Monday, November 12, 2012

Think like a Genius

I have made a hobby of reading great thinkers. I wanted to originally make a career of studying them, but the minutiae involved in the academic side of studying great minds proved too taxing (I'd say mundane, but I'd hate to insult any philosophy professors who might be reading this). I have always been particularly drawn to those who deal in Ethics. That's a dangerous word to use, because it usually evokes numerous impressions in the perceiver. None of which I probably intended. I'm talking about Ethics, with a capital 'E'. I'm not talking about right/wrong, good/bad, God's will/intrinsic good distinctions. I'm talking about attempting to answer the question, "What does it mean to live a good life?" Again, don't mistake good as in moral good, but good like "that was a good beer". I think this is really the original purpose of Ethics. We've sort of bastardized the meaning into something that roughly means, "How do I decide what is right and wrong, when there are conflicting values in play?" Sartre does a beautiful job illustrating this in Being and Nothingness, when he talks about his student who must choose between fighting against the Nazis or caring for his mother. Without going into too much detail, we can see how both would be really good things and based on your take on the world, one may be better than the other. Congratulations, you now know as much as a sophomore at a liberal arts college.
     So after reading Aristotle, Aquinas, Jesus, Buddha, Plato, Rawls, Sartre, etc. I set out to formulate my own ethical path, to try and devise my blue print for leading a good life. There is no word in English that does a good job of describing what this ultimate goal is. In religion it would be heaven or nirvana. I want to call it "the big happy". A happiness that is complete and self sustaining. So I took little pieces of Aristotle's Nicomachean Ethics, and tried to Know Thyself, and do nothing to excess. I bought deep into Sartre and tried to live in the moment. I pulled pieces of Buddha's teaching of non-attachment and sought a life uncluttered by desire. What I ended up with was a constant sense of yearning and second guessing. The biggest problem was that I kept running into conflicts along the way. Who knew that Aquinas wasn't going to jive with Confucius?!

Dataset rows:
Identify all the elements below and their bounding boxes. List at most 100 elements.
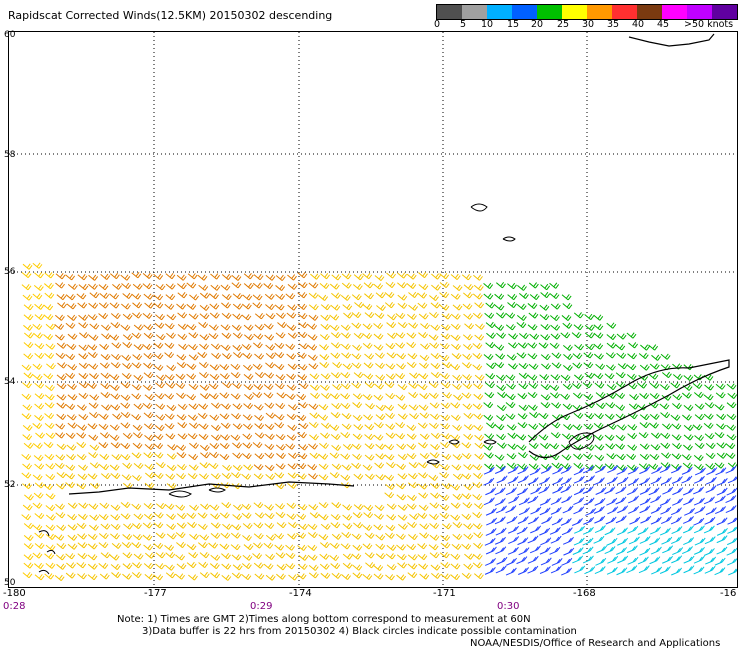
- wind-barb: [352, 564, 363, 571]
- wind-barb: [506, 383, 516, 390]
- wind-barb: [649, 363, 660, 370]
- wind-barb: [24, 332, 34, 339]
- wind-barb: [177, 433, 188, 440]
- wind-barb: [615, 381, 626, 389]
- wind-barb: [243, 364, 253, 371]
- wind-barb: [275, 463, 286, 470]
- wind-barb: [187, 273, 198, 280]
- wind-barb: [210, 284, 221, 291]
- wind-barb: [89, 373, 99, 380]
- colorbar-segment: [487, 5, 512, 19]
- wind-barb: [517, 516, 529, 524]
- wind-barb: [452, 493, 463, 500]
- wind-barb: [176, 451, 187, 459]
- wind-barb: [681, 392, 692, 399]
- wind-barb: [639, 443, 650, 450]
- wind-barb: [131, 272, 142, 279]
- wind-barb: [594, 444, 605, 451]
- wind-barb: [253, 463, 264, 471]
- wind-barb: [716, 546, 728, 555]
- wind-barb: [232, 344, 243, 351]
- wind-barb: [462, 403, 473, 410]
- wind-barb: [209, 292, 219, 300]
- wind-barb: [109, 384, 120, 391]
- wind-barb: [45, 343, 56, 350]
- wind-barb: [296, 473, 307, 480]
- wind-barb: [517, 463, 528, 470]
- wind-barb: [606, 322, 617, 329]
- wind-barb: [329, 314, 340, 321]
- wind-barb: [561, 567, 572, 576]
- wind-barb: [45, 514, 56, 521]
- wind-barb: [550, 535, 562, 544]
- wind-barb: [352, 572, 363, 579]
- wind-barb: [627, 352, 638, 360]
- wind-barb: [395, 394, 406, 401]
- wind-barb: [682, 516, 694, 524]
- wind-barb: [527, 391, 538, 399]
- wind-barb: [177, 312, 188, 319]
- wind-barb: [550, 392, 560, 399]
- wind-barb: [318, 514, 329, 521]
- wind-barb: [518, 362, 529, 370]
- wind-barb: [494, 324, 505, 331]
- wind-barb: [121, 474, 132, 481]
- small-islands: [38, 530, 56, 575]
- wind-barb: [440, 333, 451, 340]
- wind-barb: [110, 322, 121, 329]
- wind-barb: [384, 444, 395, 451]
- wind-barb: [199, 292, 210, 299]
- wind-barb: [716, 423, 726, 430]
- colorbar-segment: [537, 5, 562, 19]
- wind-barb: [703, 394, 714, 401]
- wind-barb: [122, 462, 133, 469]
- wind-barb: [77, 552, 88, 560]
- colorbar-label: 45: [657, 19, 670, 30]
- wind-barb: [518, 567, 529, 575]
- wind-barb: [551, 362, 562, 369]
- colorbar-label: 25: [557, 19, 570, 30]
- wind-barb: [121, 282, 132, 290]
- credit-line: NOAA/NESDIS/Office of Research and Appli…: [470, 638, 721, 649]
- wind-barb: [221, 381, 232, 389]
- wind-barb: [473, 413, 483, 420]
- wind-barb: [287, 363, 298, 370]
- wind-barb: [352, 433, 363, 440]
- wind-barb: [617, 476, 629, 485]
- wind-barb: [286, 513, 297, 520]
- wind-barb: [573, 537, 585, 546]
- wind-barb: [671, 434, 682, 441]
- wind-barb: [131, 393, 142, 400]
- wind-barb: [186, 303, 197, 310]
- wind-barb: [341, 282, 352, 289]
- wind-barb: [594, 412, 604, 420]
- wind-barb: [363, 362, 374, 369]
- wind-barb: [440, 324, 451, 331]
- wind-barb: [144, 463, 155, 471]
- wind-barb: [144, 443, 155, 450]
- wind-barb: [264, 443, 275, 450]
- wind-barb: [176, 354, 187, 361]
- wind-barb: [517, 487, 529, 496]
- wind-barb: [109, 434, 120, 441]
- wind-barb: [483, 466, 495, 475]
- wind-barb: [33, 284, 44, 291]
- unalaska-island: [568, 432, 595, 450]
- wind-barb: [101, 333, 111, 340]
- wind-barb: [616, 467, 628, 475]
- wind-barb: [296, 462, 307, 470]
- wind-barb: [671, 526, 683, 535]
- wind-barb: [330, 522, 341, 529]
- wind-barb: [219, 453, 230, 461]
- wind-barb: [99, 453, 110, 461]
- wind-barb: [375, 534, 386, 541]
- wind-barb: [439, 512, 450, 520]
- wind-barb: [230, 543, 241, 551]
- wind-barb: [527, 555, 539, 564]
- wind-barb: [507, 282, 517, 290]
- wind-barb: [242, 554, 253, 561]
- wind-barb: [616, 567, 628, 576]
- wind-barb: [439, 494, 450, 501]
- wind-barb: [439, 373, 450, 380]
- wind-barb: [507, 525, 519, 534]
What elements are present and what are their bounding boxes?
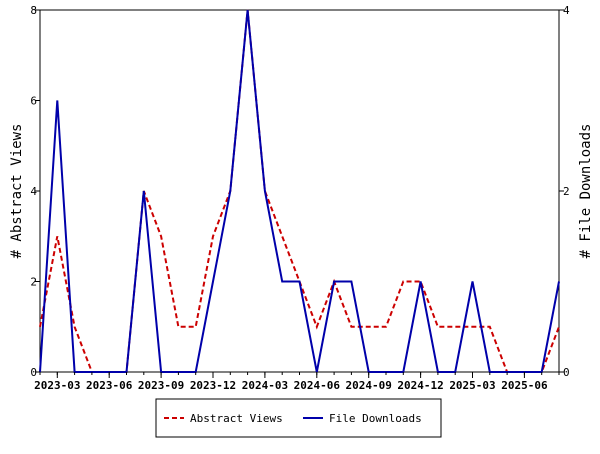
x-tick-label: 2025-03 [449, 379, 495, 392]
x-tick-label: 2023-12 [190, 379, 236, 392]
series-line-abstract-views [39, 9, 560, 373]
y-left-tick-label: 4 [30, 185, 37, 198]
x-tick-label: 2023-06 [86, 379, 133, 392]
y-left-tick-label: 0 [30, 366, 37, 379]
x-tick-label: 2024-09 [346, 379, 392, 392]
x-tick-label: 2024-03 [242, 379, 288, 392]
series-line-file-downloads [39, 9, 560, 373]
y-right-axis-title: # File Downloads [578, 124, 594, 259]
y-left-tick-label: 8 [30, 4, 37, 17]
x-tick-label: 2025-06 [501, 379, 548, 392]
y-right-tick-label: 0 [563, 366, 570, 379]
plot-area-frame [39, 9, 560, 373]
x-tick-label: 2024-06 [294, 379, 341, 392]
y-left-tick-label: 2 [30, 276, 37, 289]
legend-label-abstract-views: Abstract Views [190, 412, 283, 425]
y-right-tick-label: 2 [563, 185, 570, 198]
y-left-axis-title: # Abstract Views [9, 124, 25, 259]
legend-label-file-downloads: File Downloads [329, 412, 422, 425]
legend-box [155, 398, 442, 438]
x-tick-label: 2024-12 [397, 379, 443, 392]
y-left-tick-label: 6 [30, 95, 37, 108]
y-right-tick-label: 4 [563, 4, 570, 17]
x-tick-label: 2023-09 [138, 379, 184, 392]
x-tick-label: 2023-03 [34, 379, 80, 392]
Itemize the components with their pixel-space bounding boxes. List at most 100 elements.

- PROBLEMS TO WORK ON
1) Transcribe the ethics post between "So after reading" and "jive with Confucius?!", inclusive.
2) According to the ethics post, why did the writer not make a career of studying great thinkers?
These rows have nothing to do with the ethics post.

- REPLIES
1)
So after reading Aristotle, Aquinas, Jesus, Buddha, Plato, Rawls, Sartre, etc. I set out to formulate my own ethical path, to try and devise my blue print for leading a good life. There is no word in English that does a good job of describing what this ultimate goal is. In religion it would be heaven or nirvana. I want to call it "the big happy". A happiness that is complete and self sustaining. So I took little pieces of Aristotle's Nicomachean Ethics, and tried to Know Thyself, and do nothing to excess. I bought deep into Sartre and tried to live in the moment. I pulled pieces of Buddha's teaching of non-attachment and sought a life uncluttered by desire. What I ended up with was a constant sense of yearning and second guessing. The biggest problem was that I kept running into conflicts along the way. Who knew that Aquinas wasn't going to jive with Confucius?!

2) The writer originally wanted that career, but the minutiae of the academic side of studying great minds proved too taxing. The writer would have called it mundane but did not want to insult any philosophy professors reading the post.